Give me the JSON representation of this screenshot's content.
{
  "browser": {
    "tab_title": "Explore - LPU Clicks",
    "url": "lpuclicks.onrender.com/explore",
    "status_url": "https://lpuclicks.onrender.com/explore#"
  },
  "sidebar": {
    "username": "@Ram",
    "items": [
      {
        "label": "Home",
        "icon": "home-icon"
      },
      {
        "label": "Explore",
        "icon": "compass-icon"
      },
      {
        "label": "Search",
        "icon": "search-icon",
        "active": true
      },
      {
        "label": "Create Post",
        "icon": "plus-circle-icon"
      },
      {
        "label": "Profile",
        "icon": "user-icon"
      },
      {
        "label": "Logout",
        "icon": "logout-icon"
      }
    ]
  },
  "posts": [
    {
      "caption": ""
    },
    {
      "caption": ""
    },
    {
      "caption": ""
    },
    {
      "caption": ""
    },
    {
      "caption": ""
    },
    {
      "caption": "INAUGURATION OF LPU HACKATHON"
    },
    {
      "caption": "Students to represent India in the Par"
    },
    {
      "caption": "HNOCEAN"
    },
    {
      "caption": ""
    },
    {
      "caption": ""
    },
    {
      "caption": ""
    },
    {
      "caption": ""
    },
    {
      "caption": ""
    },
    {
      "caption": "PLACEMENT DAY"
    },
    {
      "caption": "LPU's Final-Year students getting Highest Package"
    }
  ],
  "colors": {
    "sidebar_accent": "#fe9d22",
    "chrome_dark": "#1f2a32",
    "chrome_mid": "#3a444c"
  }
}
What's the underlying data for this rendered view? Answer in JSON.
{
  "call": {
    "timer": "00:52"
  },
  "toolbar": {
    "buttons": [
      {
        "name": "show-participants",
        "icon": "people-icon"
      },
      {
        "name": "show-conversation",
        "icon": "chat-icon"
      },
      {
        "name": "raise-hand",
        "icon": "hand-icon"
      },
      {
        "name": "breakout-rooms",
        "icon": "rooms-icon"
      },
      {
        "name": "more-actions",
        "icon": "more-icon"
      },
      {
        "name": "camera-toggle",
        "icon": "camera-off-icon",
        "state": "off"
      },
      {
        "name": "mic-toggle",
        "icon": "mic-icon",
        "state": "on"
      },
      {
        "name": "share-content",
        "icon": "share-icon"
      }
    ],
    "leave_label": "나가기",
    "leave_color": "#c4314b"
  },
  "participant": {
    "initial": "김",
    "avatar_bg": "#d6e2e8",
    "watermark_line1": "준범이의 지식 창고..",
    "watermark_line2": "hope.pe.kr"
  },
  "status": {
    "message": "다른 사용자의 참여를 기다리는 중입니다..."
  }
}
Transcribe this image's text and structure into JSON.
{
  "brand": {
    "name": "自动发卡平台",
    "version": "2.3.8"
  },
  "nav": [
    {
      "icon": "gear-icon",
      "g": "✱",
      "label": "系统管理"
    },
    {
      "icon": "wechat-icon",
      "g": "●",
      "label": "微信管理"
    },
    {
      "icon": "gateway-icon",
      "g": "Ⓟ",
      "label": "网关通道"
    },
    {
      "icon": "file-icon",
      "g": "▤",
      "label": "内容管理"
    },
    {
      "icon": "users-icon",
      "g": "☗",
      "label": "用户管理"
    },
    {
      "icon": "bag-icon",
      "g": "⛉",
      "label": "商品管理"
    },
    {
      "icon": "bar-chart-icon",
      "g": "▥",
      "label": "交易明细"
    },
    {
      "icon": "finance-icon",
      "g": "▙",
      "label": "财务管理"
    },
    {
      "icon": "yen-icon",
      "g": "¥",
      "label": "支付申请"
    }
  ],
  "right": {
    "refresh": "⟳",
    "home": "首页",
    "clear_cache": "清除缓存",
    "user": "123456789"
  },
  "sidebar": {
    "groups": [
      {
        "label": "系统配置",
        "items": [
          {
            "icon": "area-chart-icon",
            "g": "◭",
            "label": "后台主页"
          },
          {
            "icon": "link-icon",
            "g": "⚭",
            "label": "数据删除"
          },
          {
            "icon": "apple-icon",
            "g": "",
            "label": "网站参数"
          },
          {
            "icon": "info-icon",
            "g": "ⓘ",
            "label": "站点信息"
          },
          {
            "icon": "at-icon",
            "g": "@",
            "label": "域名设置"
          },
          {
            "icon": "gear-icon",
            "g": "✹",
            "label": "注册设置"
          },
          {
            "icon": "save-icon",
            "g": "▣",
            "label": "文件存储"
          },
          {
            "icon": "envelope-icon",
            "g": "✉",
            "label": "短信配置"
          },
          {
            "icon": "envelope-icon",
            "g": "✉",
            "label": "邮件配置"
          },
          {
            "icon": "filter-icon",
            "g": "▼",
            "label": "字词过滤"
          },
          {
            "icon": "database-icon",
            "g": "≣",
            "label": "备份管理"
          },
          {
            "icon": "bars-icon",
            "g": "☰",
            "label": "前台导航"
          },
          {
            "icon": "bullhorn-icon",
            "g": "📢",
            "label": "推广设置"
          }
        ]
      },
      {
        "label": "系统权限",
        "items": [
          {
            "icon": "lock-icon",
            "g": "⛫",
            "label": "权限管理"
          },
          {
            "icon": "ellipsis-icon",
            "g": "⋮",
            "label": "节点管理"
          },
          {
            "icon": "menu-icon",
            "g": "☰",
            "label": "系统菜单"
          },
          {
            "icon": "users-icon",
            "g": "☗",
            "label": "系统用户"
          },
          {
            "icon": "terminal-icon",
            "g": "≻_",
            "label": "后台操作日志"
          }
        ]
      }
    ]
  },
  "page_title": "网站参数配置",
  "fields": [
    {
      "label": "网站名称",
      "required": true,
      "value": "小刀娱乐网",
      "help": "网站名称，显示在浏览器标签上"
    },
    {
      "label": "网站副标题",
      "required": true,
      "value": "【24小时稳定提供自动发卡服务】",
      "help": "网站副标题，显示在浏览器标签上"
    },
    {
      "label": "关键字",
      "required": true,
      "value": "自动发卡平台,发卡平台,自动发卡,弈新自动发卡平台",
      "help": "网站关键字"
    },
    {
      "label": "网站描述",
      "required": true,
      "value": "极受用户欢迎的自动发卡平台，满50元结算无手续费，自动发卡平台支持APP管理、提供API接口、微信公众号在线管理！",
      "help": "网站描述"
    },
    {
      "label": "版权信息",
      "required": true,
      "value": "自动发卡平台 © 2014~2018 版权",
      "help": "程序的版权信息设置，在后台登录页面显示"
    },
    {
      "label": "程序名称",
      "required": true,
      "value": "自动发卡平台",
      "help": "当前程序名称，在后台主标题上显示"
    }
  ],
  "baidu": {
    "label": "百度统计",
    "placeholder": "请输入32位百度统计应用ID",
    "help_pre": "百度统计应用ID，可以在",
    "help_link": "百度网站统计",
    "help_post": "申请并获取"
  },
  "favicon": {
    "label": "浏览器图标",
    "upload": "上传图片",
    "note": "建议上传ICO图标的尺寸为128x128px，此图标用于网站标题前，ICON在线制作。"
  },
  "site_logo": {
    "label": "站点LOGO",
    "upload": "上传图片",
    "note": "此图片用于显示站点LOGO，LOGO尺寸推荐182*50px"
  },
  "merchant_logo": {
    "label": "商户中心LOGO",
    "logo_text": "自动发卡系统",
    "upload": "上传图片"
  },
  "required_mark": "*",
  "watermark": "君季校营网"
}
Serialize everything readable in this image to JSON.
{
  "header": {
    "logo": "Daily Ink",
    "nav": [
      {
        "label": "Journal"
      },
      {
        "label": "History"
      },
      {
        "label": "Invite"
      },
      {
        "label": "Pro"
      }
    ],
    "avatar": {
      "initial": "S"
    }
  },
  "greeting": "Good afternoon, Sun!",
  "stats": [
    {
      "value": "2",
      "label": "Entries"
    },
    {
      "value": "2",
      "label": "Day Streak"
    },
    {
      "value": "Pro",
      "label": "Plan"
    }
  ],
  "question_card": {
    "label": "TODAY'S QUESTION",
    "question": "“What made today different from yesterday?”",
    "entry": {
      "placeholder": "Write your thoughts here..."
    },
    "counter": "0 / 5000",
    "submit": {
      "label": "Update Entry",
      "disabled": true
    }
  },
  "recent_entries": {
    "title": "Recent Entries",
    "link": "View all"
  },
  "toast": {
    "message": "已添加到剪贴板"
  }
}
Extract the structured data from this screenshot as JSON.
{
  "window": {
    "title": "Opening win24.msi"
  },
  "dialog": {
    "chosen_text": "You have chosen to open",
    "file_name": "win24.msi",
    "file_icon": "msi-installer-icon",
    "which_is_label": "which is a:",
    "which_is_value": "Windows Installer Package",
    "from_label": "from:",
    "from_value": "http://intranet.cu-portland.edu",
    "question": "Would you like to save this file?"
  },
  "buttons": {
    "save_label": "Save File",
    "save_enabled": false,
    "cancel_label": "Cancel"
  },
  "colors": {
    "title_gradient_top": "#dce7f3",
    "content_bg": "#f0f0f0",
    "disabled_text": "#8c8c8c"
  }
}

**GIVEN REQUEST**
Go through the entries above and copy every line containing "onrender".

**OUTPUT FOR THIS TASK**
    "url": "lpuclicks.onrender.com/explore",
    "status_url": "https://lpuclicks.onrender.com/explore#"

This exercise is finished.